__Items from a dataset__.
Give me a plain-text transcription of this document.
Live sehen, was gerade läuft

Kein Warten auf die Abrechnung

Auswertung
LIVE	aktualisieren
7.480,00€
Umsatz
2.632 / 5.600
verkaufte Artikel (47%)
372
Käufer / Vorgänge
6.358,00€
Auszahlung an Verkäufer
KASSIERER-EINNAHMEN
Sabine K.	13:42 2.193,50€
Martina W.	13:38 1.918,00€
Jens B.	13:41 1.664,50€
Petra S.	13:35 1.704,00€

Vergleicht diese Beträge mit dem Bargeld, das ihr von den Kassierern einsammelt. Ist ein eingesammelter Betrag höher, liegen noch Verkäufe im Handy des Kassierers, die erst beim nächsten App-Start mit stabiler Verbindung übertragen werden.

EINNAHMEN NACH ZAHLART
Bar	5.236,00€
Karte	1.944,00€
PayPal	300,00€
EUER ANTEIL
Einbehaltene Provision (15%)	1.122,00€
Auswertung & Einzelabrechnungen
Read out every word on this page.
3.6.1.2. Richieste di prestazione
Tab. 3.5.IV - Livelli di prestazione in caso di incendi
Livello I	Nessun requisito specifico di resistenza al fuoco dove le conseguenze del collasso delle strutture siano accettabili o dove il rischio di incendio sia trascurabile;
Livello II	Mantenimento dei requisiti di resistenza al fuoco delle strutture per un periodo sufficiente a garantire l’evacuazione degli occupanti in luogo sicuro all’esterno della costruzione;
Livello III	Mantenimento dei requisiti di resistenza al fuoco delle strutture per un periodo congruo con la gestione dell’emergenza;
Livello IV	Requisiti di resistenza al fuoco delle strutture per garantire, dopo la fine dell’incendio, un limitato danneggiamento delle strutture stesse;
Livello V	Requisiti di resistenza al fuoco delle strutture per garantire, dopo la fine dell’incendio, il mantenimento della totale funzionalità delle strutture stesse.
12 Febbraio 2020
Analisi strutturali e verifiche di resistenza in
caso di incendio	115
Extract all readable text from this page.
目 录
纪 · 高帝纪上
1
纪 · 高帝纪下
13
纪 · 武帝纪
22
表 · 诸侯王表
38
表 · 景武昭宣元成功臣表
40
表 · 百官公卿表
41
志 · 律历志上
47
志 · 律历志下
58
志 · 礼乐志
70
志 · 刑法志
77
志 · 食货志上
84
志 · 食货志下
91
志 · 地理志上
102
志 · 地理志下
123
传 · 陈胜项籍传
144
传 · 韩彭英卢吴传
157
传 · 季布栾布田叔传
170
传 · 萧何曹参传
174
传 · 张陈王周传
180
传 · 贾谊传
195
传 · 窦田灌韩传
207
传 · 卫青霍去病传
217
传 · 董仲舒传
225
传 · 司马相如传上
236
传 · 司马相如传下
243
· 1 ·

__AIM OF THE EXERCISE__. How many lines of the listing include the string "Auswertung"? Answer with the number alone.

__EXERCISE OUTPUT__. 2